*Aim of the exercise:*
What follows is a block of records; restate each one word for word.

*Entries supplied:*
# # # # #

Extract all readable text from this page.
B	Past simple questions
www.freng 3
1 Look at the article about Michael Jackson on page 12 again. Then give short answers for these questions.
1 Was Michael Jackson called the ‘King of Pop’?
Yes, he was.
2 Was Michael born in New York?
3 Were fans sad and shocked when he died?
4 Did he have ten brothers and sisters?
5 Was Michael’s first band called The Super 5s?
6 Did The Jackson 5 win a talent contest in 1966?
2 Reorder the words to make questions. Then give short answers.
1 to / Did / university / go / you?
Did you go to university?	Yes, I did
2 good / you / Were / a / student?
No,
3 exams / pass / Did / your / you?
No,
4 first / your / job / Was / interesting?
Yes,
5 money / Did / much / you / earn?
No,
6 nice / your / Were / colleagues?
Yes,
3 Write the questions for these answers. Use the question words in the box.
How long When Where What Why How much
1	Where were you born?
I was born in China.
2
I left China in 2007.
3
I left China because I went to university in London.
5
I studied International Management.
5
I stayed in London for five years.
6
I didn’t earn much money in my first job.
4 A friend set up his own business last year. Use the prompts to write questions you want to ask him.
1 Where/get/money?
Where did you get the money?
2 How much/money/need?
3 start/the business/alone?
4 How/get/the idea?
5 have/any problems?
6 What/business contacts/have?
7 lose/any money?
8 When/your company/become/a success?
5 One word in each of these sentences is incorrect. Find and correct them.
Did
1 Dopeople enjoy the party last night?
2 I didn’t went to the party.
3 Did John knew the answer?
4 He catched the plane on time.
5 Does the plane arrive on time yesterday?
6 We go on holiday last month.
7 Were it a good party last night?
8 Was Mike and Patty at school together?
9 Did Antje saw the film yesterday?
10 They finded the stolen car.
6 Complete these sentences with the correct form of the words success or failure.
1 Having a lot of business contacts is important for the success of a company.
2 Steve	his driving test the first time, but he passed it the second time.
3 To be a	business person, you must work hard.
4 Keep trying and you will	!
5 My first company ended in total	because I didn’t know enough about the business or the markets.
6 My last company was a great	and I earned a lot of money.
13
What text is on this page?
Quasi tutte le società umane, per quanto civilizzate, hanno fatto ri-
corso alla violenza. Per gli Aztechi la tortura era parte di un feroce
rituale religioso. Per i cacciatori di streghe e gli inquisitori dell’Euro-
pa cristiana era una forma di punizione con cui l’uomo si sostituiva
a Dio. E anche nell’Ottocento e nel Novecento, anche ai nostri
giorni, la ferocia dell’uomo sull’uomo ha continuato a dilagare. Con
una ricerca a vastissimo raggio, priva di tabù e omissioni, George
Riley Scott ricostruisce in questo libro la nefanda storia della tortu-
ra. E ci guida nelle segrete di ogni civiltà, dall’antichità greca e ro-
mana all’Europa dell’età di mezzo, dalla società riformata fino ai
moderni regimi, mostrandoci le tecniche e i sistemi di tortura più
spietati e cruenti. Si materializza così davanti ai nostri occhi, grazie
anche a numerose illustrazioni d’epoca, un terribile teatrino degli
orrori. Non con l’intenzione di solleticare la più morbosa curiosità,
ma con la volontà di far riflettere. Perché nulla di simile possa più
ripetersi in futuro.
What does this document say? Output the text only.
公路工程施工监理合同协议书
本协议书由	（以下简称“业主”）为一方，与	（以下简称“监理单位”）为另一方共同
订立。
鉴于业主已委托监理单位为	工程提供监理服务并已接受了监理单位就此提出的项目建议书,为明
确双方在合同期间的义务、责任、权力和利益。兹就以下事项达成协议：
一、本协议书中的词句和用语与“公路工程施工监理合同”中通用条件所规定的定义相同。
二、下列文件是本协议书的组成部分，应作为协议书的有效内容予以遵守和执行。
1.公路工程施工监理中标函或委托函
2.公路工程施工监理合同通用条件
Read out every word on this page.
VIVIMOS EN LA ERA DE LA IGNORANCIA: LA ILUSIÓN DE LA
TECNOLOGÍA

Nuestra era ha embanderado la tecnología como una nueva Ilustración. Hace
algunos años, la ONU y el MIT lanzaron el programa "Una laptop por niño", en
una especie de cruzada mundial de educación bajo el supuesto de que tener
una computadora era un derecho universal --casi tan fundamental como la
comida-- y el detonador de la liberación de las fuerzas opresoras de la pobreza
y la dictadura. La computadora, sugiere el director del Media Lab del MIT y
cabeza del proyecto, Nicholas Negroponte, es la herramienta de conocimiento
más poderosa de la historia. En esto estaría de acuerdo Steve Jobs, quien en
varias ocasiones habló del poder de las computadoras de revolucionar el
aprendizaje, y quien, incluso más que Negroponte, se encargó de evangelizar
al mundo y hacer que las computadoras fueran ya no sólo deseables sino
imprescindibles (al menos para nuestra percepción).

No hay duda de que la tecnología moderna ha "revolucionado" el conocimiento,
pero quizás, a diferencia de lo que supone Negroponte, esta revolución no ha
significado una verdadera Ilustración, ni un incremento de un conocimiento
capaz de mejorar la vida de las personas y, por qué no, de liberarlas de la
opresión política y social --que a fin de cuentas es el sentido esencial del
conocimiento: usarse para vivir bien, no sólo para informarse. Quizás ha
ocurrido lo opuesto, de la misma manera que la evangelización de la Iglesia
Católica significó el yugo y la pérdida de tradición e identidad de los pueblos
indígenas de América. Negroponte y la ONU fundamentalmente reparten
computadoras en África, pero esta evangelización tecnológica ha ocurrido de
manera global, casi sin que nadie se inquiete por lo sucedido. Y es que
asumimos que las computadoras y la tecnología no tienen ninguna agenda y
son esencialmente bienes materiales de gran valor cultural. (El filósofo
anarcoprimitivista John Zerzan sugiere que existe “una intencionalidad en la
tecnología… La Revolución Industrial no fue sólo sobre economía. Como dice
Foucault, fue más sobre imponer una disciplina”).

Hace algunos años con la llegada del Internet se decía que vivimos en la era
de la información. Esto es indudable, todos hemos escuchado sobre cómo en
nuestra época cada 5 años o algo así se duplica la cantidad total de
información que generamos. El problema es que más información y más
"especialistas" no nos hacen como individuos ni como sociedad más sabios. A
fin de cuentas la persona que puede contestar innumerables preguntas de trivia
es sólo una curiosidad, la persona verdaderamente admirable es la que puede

# # # # #

*Worked answer:*
Extract all readable text from this page.
B	Past simple questions
www.freng 3
1 Look at the article about Michael Jackson on page 12 again. Then give short answers for these questions.
1 Was Michael Jackson called the ‘King of Pop’?
Yes, he was.
2 Was Michael born in New York?
3 Were fans sad and shocked when he died?
4 Did he have ten brothers and sisters?
5 Was Michael’s first band called The Super 5s?
6 Did The Jackson 5 win a talent contest in 1966?
2 Reorder the words to make questions. Then give short answers.
1 to / Did / university / go / you?
Did you go to university?	Yes, I did
2 good / you / Were / a / student?
No,
3 exams / pass / Did / your / you?
No,
4 first / your / job / Was / interesting?
Yes,
5 money / Did / much / you / earn?
No,
6 nice / your / Were / colleagues?
Yes,
3 Write the questions for these answers. Use the question words in the box.
How long When Where What Why How much
1	Where were you born?
I was born in China.
2
I left China in 2007.
3
I left China because I went to university in London.
5
I studied International Management.
5
I stayed in London for five years.
6
I didn’t earn much money in my first job.
4 A friend set up his own business last year. Use the prompts to write questions you want to ask him.
1 Where/get/money?
Where did you get the money?
2 How much/money/need?
3 start/the business/alone?
4 How/get/the idea?
5 have/any problems?
6 What/business contacts/have?
7 lose/any money?
8 When/your company/become/a success?
5 One word in each of these sentences is incorrect. Find and correct them.
Did
1 Dopeople enjoy the party last night?
2 I didn’t went to the party.
3 Did John knew the answer?
4 He catched the plane on time.
5 Does the plane arrive on time yesterday?
6 We go on holiday last month.
7 Were it a good party last night?
8 Was Mike and Patty at school together?
9 Did Antje saw the film yesterday?
10 They finded the stolen car.
6 Complete these sentences with the correct form of the words success or failure.
1 Having a lot of business contacts is important for the success of a company.
2 Steve	his driving test the first time, but he passed it the second time.
3 To be a	business person, you must work hard.
4 Keep trying and you will	!
5 My first company ended in total	because I didn’t know enough about the business or the markets.
6 My last company was a great	and I earned a lot of money.
13
What text is on this page?
Quasi tutte le società umane, per quanto civilizzate, hanno fatto ri-
corso alla violenza. Per gli Aztechi la tortura era parte di un feroce
rituale religioso. Per i cacciatori di streghe e gli inquisitori dell’Euro-
pa cristiana era una forma di punizione con cui l’uomo si sostituiva
a Dio. E anche nell’Ottocento e nel Novecento, anche ai nostri
giorni, la ferocia dell’uomo sull’uomo ha continuato a dilagare. Con
una ricerca a vastissimo raggio, priva di tabù e omissioni, George
Riley Scott ricostruisce in questo libro la nefanda storia della tortu-
ra. E ci guida nelle segrete di ogni civiltà, dall’antichità greca e ro-
mana all’Europa dell’età di mezzo, dalla società riformata fino ai
moderni regimi, mostrandoci le tecniche e i sistemi di tortura più
spietati e cruenti. Si materializza così davanti ai nostri occhi, grazie
anche a numerose illustrazioni d’epoca, un terribile teatrino degli
orrori. Non con l’intenzione di solleticare la più morbosa curiosità,
ma con la volontà di far riflettere. Perché nulla di simile possa più
ripetersi in futuro.
What does this document say? Output the text only.
公路工程施工监理合同协议书
本协议书由	（以下简称“业主”）为一方，与	（以下简称“监理单位”）为另一方共同
订立。
鉴于业主已委托监理单位为	工程提供监理服务并已接受了监理单位就此提出的项目建议书,为明
确双方在合同期间的义务、责任、权力和利益。兹就以下事项达成协议：
一、本协议书中的词句和用语与“公路工程施工监理合同”中通用条件所规定的定义相同。
二、下列文件是本协议书的组成部分，应作为协议书的有效内容予以遵守和执行。
1.公路工程施工监理中标函或委托函
2.公路工程施工监理合同通用条件
Read out every word on this page.
VIVIMOS EN LA ERA DE LA IGNORANCIA: LA ILUSIÓN DE LA
TECNOLOGÍA

Nuestra era ha embanderado la tecnología como una nueva Ilustración. Hace
algunos años, la ONU y el MIT lanzaron el programa "Una laptop por niño", en
una especie de cruzada mundial de educación bajo el supuesto de que tener
una computadora era un derecho universal --casi tan fundamental como la
comida-- y el detonador de la liberación de las fuerzas opresoras de la pobreza
y la dictadura. La computadora, sugiere el director del Media Lab del MIT y
cabeza del proyecto, Nicholas Negroponte, es la herramienta de conocimiento
más poderosa de la historia. En esto estaría de acuerdo Steve Jobs, quien en
varias ocasiones habló del poder de las computadoras de revolucionar el
aprendizaje, y quien, incluso más que Negroponte, se encargó de evangelizar
al mundo y hacer que las computadoras fueran ya no sólo deseables sino
imprescindibles (al menos para nuestra percepción).

No hay duda de que la tecnología moderna ha "revolucionado" el conocimiento,
pero quizás, a diferencia de lo que supone Negroponte, esta revolución no ha
significado una verdadera Ilustración, ni un incremento de un conocimiento
capaz de mejorar la vida de las personas y, por qué no, de liberarlas de la
opresión política y social --que a fin de cuentas es el sentido esencial del
conocimiento: usarse para vivir bien, no sólo para informarse. Quizás ha
ocurrido lo opuesto, de la misma manera que la evangelización de la Iglesia
Católica significó el yugo y la pérdida de tradición e identidad de los pueblos
indígenas de América. Negroponte y la ONU fundamentalmente reparten
computadoras en África, pero esta evangelización tecnológica ha ocurrido de
manera global, casi sin que nadie se inquiete por lo sucedido. Y es que
asumimos que las computadoras y la tecnología no tienen ninguna agenda y
son esencialmente bienes materiales de gran valor cultural. (El filósofo
anarcoprimitivista John Zerzan sugiere que existe “una intencionalidad en la
tecnología… La Revolución Industrial no fue sólo sobre economía. Como dice
Foucault, fue más sobre imponer una disciplina”).

Hace algunos años con la llegada del Internet se decía que vivimos en la era
de la información. Esto es indudable, todos hemos escuchado sobre cómo en
nuestra época cada 5 años o algo así se duplica la cantidad total de
información que generamos. El problema es que más información y más
"especialistas" no nos hacen como individuos ni como sociedad más sabios. A
fin de cuentas la persona que puede contestar innumerables preguntas de trivia
es sólo una curiosidad, la persona verdaderamente admirable es la que puede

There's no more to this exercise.